▸ GIVEN PROBLEM: Produce a word-for-word copy of the listing below without its pictures.

Rows from a dataset
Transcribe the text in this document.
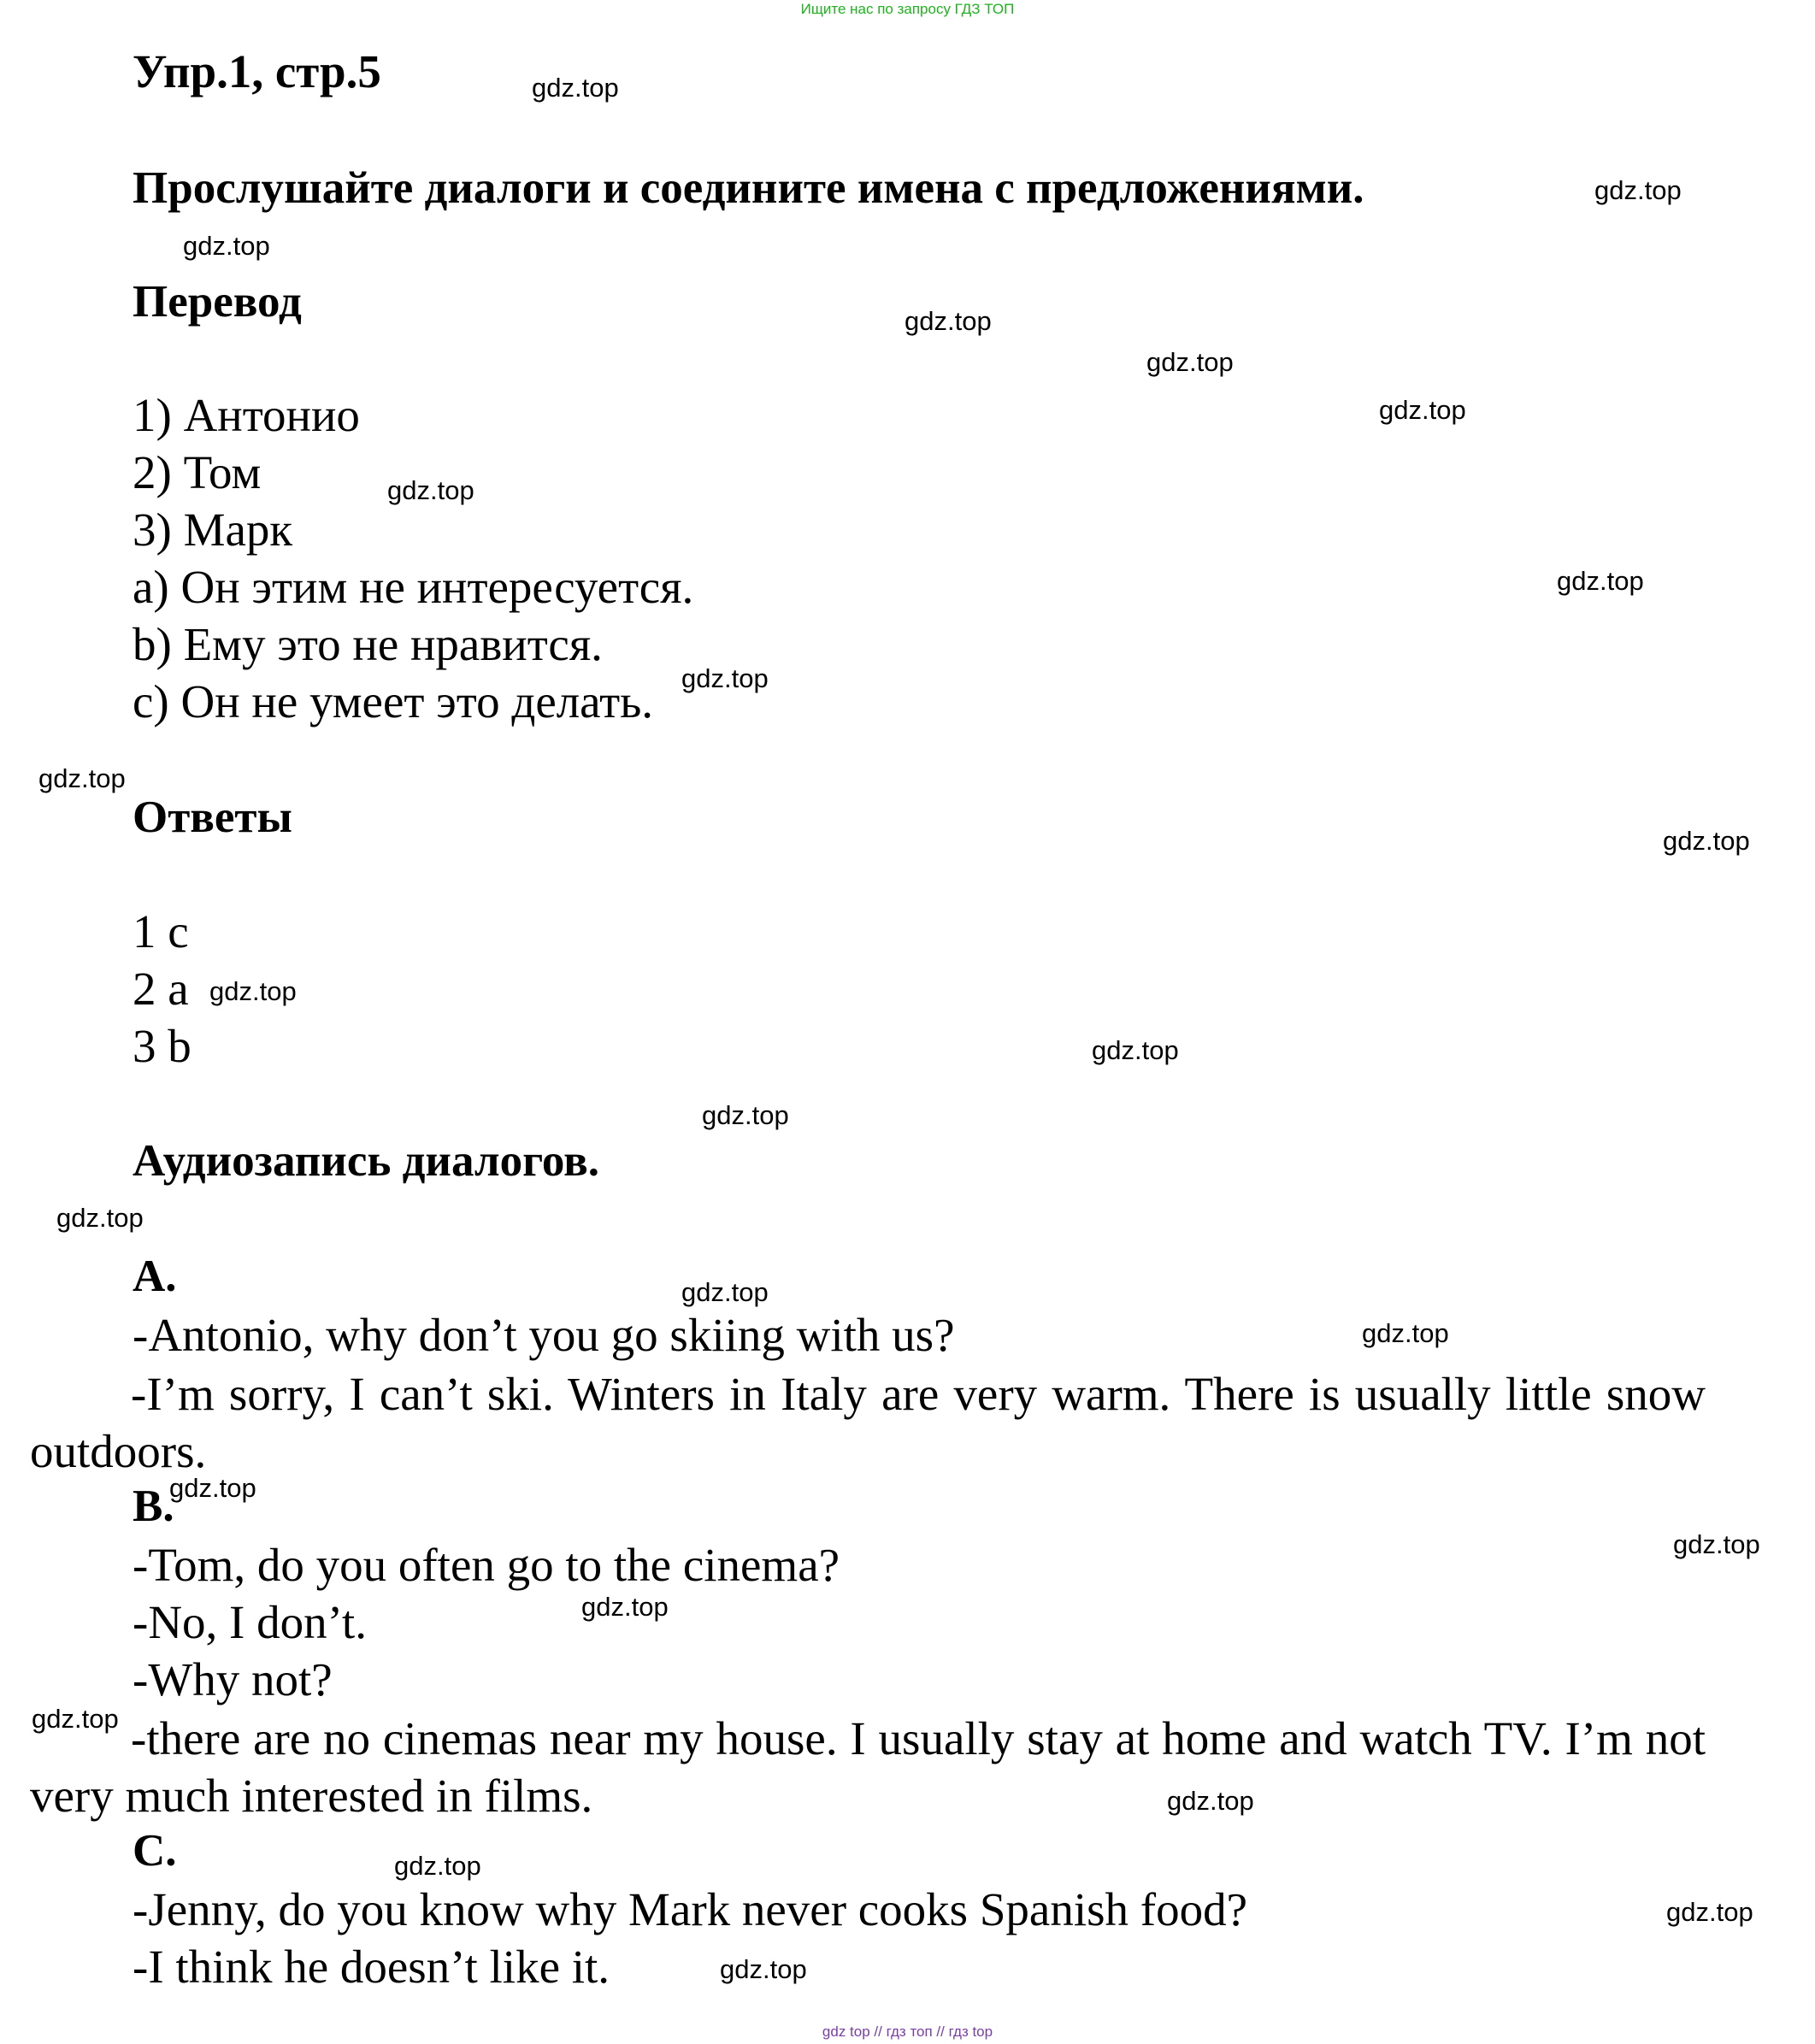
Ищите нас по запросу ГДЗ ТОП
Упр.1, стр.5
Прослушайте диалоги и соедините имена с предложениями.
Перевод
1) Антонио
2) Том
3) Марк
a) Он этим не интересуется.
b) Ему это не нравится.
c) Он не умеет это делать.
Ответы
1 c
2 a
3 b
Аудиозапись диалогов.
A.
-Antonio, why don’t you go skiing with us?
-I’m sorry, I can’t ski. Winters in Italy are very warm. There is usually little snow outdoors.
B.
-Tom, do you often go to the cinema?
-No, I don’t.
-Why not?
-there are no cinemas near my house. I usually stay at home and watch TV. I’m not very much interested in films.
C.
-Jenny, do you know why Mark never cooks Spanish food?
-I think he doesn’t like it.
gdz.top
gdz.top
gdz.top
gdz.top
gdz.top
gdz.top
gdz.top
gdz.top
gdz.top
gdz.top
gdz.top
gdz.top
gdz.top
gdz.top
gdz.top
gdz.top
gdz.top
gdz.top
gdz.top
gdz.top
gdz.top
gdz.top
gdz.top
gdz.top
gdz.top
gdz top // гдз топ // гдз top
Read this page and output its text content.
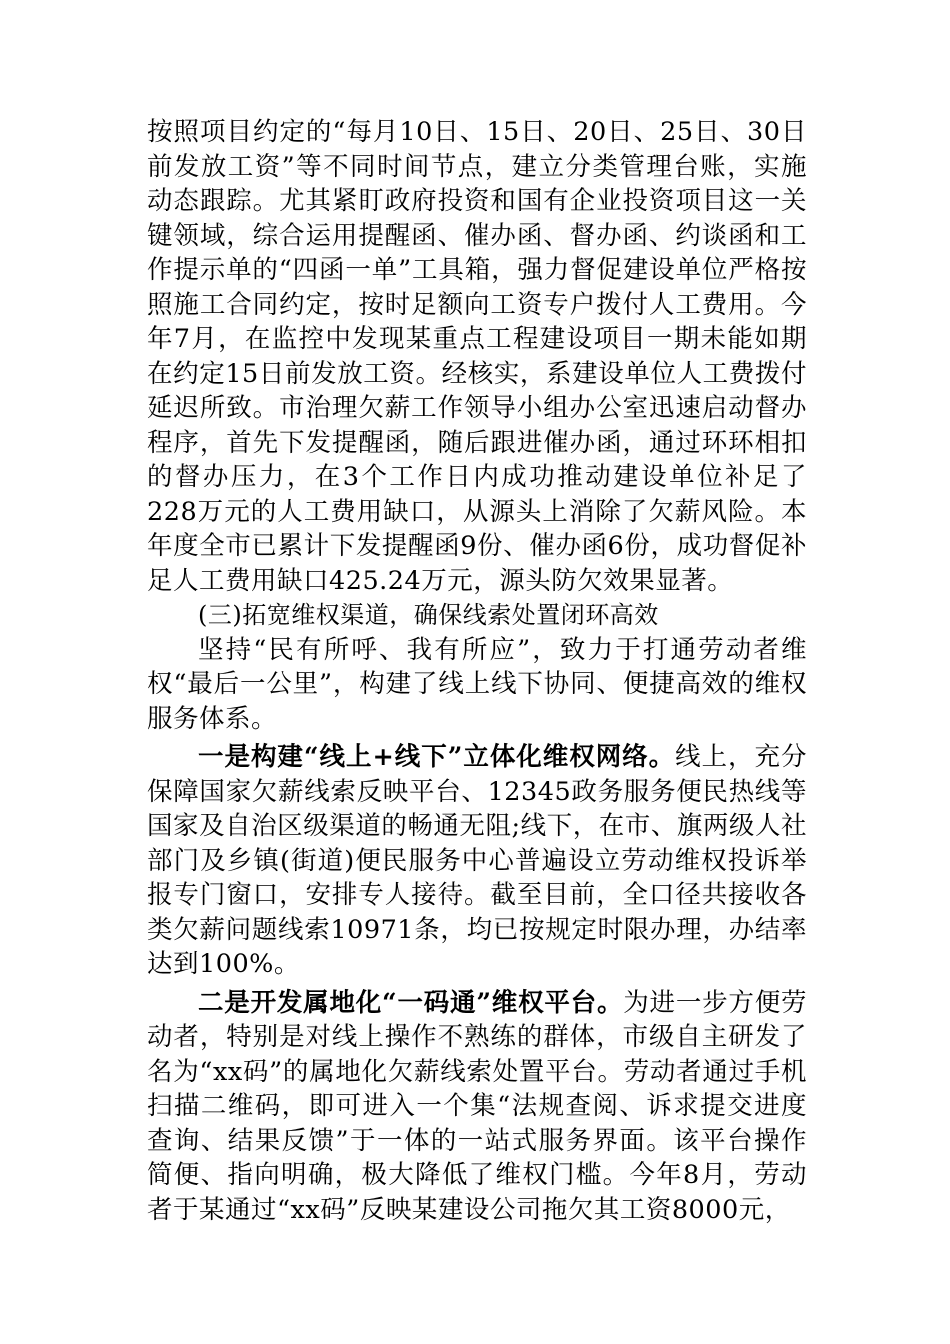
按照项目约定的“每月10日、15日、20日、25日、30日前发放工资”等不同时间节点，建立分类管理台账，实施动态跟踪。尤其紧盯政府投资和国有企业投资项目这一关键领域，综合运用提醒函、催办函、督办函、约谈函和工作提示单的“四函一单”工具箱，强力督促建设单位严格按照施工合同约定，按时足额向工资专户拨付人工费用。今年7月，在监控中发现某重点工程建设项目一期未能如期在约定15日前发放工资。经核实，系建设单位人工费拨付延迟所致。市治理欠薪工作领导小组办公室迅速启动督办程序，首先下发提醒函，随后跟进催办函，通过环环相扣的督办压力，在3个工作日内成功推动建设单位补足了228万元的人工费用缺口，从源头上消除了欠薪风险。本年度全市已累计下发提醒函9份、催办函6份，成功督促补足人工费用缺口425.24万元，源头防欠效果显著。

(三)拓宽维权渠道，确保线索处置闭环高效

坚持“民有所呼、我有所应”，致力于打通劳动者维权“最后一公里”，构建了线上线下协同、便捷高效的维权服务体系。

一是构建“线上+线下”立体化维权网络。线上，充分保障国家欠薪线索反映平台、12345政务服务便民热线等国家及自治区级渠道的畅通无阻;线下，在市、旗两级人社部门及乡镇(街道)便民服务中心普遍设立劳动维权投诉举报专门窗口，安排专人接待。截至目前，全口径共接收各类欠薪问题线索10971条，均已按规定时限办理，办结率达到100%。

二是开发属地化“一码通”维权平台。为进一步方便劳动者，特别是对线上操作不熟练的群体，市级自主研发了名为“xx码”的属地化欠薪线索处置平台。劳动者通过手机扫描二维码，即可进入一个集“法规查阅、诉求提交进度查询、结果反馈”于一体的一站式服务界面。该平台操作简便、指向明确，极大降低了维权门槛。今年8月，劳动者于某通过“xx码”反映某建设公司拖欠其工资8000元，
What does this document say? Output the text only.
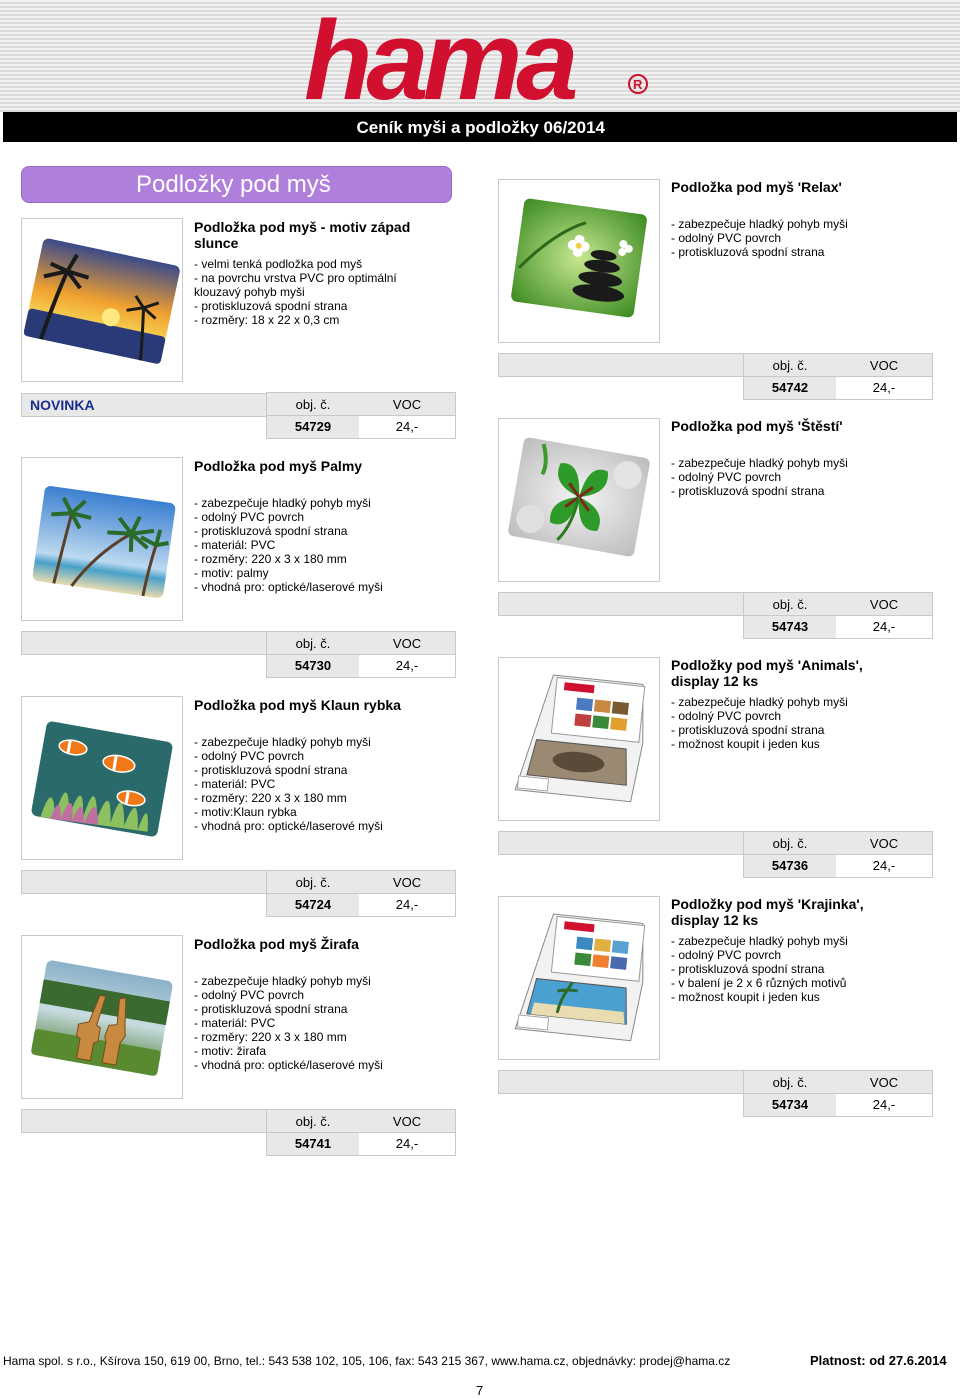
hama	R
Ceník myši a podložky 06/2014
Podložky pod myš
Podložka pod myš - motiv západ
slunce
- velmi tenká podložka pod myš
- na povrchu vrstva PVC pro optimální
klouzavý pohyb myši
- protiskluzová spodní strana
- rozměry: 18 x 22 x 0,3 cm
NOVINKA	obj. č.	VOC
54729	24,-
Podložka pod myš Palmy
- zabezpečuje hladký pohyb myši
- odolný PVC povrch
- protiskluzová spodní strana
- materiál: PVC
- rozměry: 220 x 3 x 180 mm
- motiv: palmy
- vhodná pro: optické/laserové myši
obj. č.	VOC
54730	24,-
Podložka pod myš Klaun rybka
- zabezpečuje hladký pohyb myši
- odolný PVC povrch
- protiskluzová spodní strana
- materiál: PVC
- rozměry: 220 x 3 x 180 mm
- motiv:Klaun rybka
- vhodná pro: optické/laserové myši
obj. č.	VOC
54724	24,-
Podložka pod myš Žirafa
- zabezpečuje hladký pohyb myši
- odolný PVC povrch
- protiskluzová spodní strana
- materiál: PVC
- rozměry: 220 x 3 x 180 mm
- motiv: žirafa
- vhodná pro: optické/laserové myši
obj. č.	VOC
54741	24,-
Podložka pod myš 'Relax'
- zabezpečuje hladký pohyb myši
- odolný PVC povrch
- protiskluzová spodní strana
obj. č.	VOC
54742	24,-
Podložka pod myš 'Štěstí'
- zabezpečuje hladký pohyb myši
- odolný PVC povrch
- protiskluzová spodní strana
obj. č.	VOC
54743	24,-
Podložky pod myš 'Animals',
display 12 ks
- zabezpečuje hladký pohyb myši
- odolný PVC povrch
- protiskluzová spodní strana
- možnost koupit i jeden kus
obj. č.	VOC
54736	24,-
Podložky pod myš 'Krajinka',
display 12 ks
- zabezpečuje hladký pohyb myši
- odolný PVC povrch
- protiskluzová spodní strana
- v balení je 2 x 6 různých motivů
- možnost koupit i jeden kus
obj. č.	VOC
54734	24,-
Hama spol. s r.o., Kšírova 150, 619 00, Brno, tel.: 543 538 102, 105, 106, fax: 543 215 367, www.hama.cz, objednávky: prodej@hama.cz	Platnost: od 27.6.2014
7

▸ EXERCISE ANSWER:
Transcribe the text in this document.
Ищите нас по запросу ГДЗ ТОП
Упр.1, стр.5
Прослушайте диалоги и соедините имена с предложениями.
Перевод
1) Антонио
2) Том
3) Марк
a) Он этим не интересуется.
b) Ему это не нравится.
c) Он не умеет это делать.
Ответы
1 c
2 a
3 b
Аудиозапись диалогов.
A.
-Antonio, why don’t you go skiing with us?
-I’m sorry, I can’t ski. Winters in Italy are very warm. There is usually little snow outdoors.
B.
-Tom, do you often go to the cinema?
-No, I don’t.
-Why not?
-there are no cinemas near my house. I usually stay at home and watch TV. I’m not very much interested in films.
C.
-Jenny, do you know why Mark never cooks Spanish food?
-I think he doesn’t like it.
gdz.top
gdz.top
gdz.top
gdz.top
gdz.top
gdz.top
gdz.top
gdz.top
gdz.top
gdz.top
gdz.top
gdz.top
gdz.top
gdz.top
gdz.top
gdz.top
gdz.top
gdz.top
gdz.top
gdz.top
gdz.top
gdz.top
gdz.top
gdz.top
gdz.top
gdz top // гдз топ // гдз top
Read this page and output its text content.
按照项目约定的“每月10日、15日、20日、25日、30日前发放工资”等不同时间节点，建立分类管理台账，实施动态跟踪。尤其紧盯政府投资和国有企业投资项目这一关键领域，综合运用提醒函、催办函、督办函、约谈函和工作提示单的“四函一单”工具箱，强力督促建设单位严格按照施工合同约定，按时足额向工资专户拨付人工费用。今年7月，在监控中发现某重点工程建设项目一期未能如期在约定15日前发放工资。经核实，系建设单位人工费拨付延迟所致。市治理欠薪工作领导小组办公室迅速启动督办程序，首先下发提醒函，随后跟进催办函，通过环环相扣的督办压力，在3个工作日内成功推动建设单位补足了228万元的人工费用缺口，从源头上消除了欠薪风险。本年度全市已累计下发提醒函9份、催办函6份，成功督促补足人工费用缺口425.24万元，源头防欠效果显著。

(三)拓宽维权渠道，确保线索处置闭环高效

坚持“民有所呼、我有所应”，致力于打通劳动者维权“最后一公里”，构建了线上线下协同、便捷高效的维权服务体系。

一是构建“线上+线下”立体化维权网络。线上，充分保障国家欠薪线索反映平台、12345政务服务便民热线等国家及自治区级渠道的畅通无阻;线下，在市、旗两级人社部门及乡镇(街道)便民服务中心普遍设立劳动维权投诉举报专门窗口，安排专人接待。截至目前，全口径共接收各类欠薪问题线索10971条，均已按规定时限办理，办结率达到100%。

二是开发属地化“一码通”维权平台。为进一步方便劳动者，特别是对线上操作不熟练的群体，市级自主研发了名为“xx码”的属地化欠薪线索处置平台。劳动者通过手机扫描二维码，即可进入一个集“法规查阅、诉求提交进度查询、结果反馈”于一体的一站式服务界面。该平台操作简便、指向明确，极大降低了维权门槛。今年8月，劳动者于某通过“xx码”反映某建设公司拖欠其工资8000元，
What does this document say? Output the text only.
hama	R
Ceník myši a podložky 06/2014
Podložky pod myš
Podložka pod myš - motiv západ
slunce
- velmi tenká podložka pod myš
- na povrchu vrstva PVC pro optimální
klouzavý pohyb myši
- protiskluzová spodní strana
- rozměry: 18 x 22 x 0,3 cm
NOVINKA	obj. č.	VOC
54729	24,-
Podložka pod myš Palmy
- zabezpečuje hladký pohyb myši
- odolný PVC povrch
- protiskluzová spodní strana
- materiál: PVC
- rozměry: 220 x 3 x 180 mm
- motiv: palmy
- vhodná pro: optické/laserové myši
obj. č.	VOC
54730	24,-
Podložka pod myš Klaun rybka
- zabezpečuje hladký pohyb myši
- odolný PVC povrch
- protiskluzová spodní strana
- materiál: PVC
- rozměry: 220 x 3 x 180 mm
- motiv:Klaun rybka
- vhodná pro: optické/laserové myši
obj. č.	VOC
54724	24,-
Podložka pod myš Žirafa
- zabezpečuje hladký pohyb myši
- odolný PVC povrch
- protiskluzová spodní strana
- materiál: PVC
- rozměry: 220 x 3 x 180 mm
- motiv: žirafa
- vhodná pro: optické/laserové myši
obj. č.	VOC
54741	24,-
Podložka pod myš 'Relax'
- zabezpečuje hladký pohyb myši
- odolný PVC povrch
- protiskluzová spodní strana
obj. č.	VOC
54742	24,-
Podložka pod myš 'Štěstí'
- zabezpečuje hladký pohyb myši
- odolný PVC povrch
- protiskluzová spodní strana
obj. č.	VOC
54743	24,-
Podložky pod myš 'Animals',
display 12 ks
- zabezpečuje hladký pohyb myši
- odolný PVC povrch
- protiskluzová spodní strana
- možnost koupit i jeden kus
obj. č.	VOC
54736	24,-
Podložky pod myš 'Krajinka',
display 12 ks
- zabezpečuje hladký pohyb myši
- odolný PVC povrch
- protiskluzová spodní strana
- v balení je 2 x 6 různých motivů
- možnost koupit i jeden kus
obj. č.	VOC
54734	24,-
Hama spol. s r.o., Kšírova 150, 619 00, Brno, tel.: 543 538 102, 105, 106, fax: 543 215 367, www.hama.cz, objednávky: prodej@hama.cz	Platnost: od 27.6.2014
7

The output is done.